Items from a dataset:
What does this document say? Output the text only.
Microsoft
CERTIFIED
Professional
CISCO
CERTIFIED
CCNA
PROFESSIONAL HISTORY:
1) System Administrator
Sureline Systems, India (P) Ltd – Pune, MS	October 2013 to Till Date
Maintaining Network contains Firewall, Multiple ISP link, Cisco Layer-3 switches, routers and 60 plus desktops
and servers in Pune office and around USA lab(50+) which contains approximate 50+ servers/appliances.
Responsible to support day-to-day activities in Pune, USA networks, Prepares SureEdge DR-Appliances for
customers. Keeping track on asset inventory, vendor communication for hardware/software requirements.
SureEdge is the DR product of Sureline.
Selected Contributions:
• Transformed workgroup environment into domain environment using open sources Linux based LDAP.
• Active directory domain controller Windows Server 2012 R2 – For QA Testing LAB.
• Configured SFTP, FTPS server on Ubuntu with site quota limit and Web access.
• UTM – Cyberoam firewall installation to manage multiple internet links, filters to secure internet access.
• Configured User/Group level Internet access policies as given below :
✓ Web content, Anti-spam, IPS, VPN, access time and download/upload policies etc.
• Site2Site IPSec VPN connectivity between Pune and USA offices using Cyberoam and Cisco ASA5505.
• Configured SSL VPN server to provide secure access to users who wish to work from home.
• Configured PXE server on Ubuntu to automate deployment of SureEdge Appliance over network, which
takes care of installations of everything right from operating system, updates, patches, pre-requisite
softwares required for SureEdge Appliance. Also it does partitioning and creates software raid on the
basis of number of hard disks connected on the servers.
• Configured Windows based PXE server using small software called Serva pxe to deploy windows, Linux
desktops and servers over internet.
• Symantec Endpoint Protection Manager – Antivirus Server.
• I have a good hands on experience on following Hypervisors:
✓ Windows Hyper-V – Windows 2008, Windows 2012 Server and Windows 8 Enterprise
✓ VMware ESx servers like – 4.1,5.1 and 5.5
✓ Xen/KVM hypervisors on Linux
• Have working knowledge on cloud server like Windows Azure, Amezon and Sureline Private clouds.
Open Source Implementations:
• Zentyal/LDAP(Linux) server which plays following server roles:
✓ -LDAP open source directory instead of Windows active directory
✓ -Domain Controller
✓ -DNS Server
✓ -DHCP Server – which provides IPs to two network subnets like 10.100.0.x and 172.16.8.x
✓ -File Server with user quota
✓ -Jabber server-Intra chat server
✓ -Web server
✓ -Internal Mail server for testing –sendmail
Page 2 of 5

● What is expected
In the data above, tally the lines holding "Windows" and answer with the figure only.

● Written answer
5